[Dataset entries on figures]
────────

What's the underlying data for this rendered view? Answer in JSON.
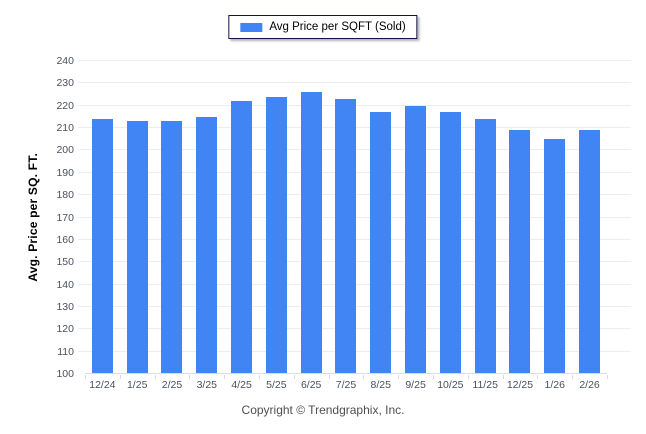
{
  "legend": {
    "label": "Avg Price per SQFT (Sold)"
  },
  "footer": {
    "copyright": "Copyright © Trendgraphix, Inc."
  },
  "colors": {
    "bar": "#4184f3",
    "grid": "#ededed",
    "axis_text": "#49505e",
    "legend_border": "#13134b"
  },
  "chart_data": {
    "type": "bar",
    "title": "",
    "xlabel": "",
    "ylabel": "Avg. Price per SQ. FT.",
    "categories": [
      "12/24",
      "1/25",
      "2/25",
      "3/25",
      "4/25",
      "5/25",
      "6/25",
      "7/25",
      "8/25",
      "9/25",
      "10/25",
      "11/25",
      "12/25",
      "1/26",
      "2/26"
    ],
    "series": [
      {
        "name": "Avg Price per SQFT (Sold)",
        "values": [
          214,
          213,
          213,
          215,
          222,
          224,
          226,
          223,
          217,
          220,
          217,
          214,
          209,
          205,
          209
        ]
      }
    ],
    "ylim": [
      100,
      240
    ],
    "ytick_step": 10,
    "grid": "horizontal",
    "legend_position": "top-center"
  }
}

────────

Keep the pictures out of the copy and write out the data exactly as it stands.

What's the underlying data for this rendered view? Answer in JSON.
{
  "legend": {
    "label": "Avg Price per SQFT (Sold)"
  },
  "footer": {
    "copyright": "Copyright © Trendgraphix, Inc."
  },
  "colors": {
    "bar": "#4184f3",
    "grid": "#ededed",
    "axis_text": "#49505e",
    "legend_border": "#13134b"
  },
  "chart_data": {
    "type": "bar",
    "title": "",
    "xlabel": "",
    "ylabel": "Avg. Price per SQ. FT.",
    "categories": [
      "12/24",
      "1/25",
      "2/25",
      "3/25",
      "4/25",
      "5/25",
      "6/25",
      "7/25",
      "8/25",
      "9/25",
      "10/25",
      "11/25",
      "12/25",
      "1/26",
      "2/26"
    ],
    "series": [
      {
        "name": "Avg Price per SQFT (Sold)",
        "values": [
          214,
          213,
          213,
          215,
          222,
          224,
          226,
          223,
          217,
          220,
          217,
          214,
          209,
          205,
          209
        ]
      }
    ],
    "ylim": [
      100,
      240
    ],
    "ytick_step": 10,
    "grid": "horizontal",
    "legend_position": "top-center"
  }
}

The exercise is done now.